# Exercise goal
Find and copy each line of the data that includes "icon".

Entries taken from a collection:
Content starts

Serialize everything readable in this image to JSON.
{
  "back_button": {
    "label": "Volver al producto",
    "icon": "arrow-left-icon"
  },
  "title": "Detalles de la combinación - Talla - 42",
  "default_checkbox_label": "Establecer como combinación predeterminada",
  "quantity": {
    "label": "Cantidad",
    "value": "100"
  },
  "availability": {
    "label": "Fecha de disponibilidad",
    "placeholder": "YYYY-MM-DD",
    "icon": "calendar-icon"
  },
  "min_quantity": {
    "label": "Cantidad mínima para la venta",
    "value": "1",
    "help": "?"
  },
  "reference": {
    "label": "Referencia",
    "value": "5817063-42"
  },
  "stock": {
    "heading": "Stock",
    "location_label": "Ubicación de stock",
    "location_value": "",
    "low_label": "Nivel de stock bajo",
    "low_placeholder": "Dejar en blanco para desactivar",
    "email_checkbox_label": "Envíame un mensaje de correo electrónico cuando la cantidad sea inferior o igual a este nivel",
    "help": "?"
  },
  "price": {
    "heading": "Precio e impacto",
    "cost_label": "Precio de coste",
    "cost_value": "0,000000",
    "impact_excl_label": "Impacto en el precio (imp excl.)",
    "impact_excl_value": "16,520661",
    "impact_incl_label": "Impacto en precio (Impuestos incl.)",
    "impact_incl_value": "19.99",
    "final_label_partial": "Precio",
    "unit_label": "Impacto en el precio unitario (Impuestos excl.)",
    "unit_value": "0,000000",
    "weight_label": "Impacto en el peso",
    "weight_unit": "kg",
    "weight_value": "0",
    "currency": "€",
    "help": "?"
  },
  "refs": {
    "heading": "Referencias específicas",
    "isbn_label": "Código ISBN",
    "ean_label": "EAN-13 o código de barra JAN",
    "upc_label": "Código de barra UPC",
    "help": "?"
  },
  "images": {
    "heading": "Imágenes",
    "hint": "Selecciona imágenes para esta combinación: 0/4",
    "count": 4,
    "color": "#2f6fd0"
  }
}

Content ends

# Completed exercise
    "icon": "arrow-left-icon"
    "icon": "calendar-icon"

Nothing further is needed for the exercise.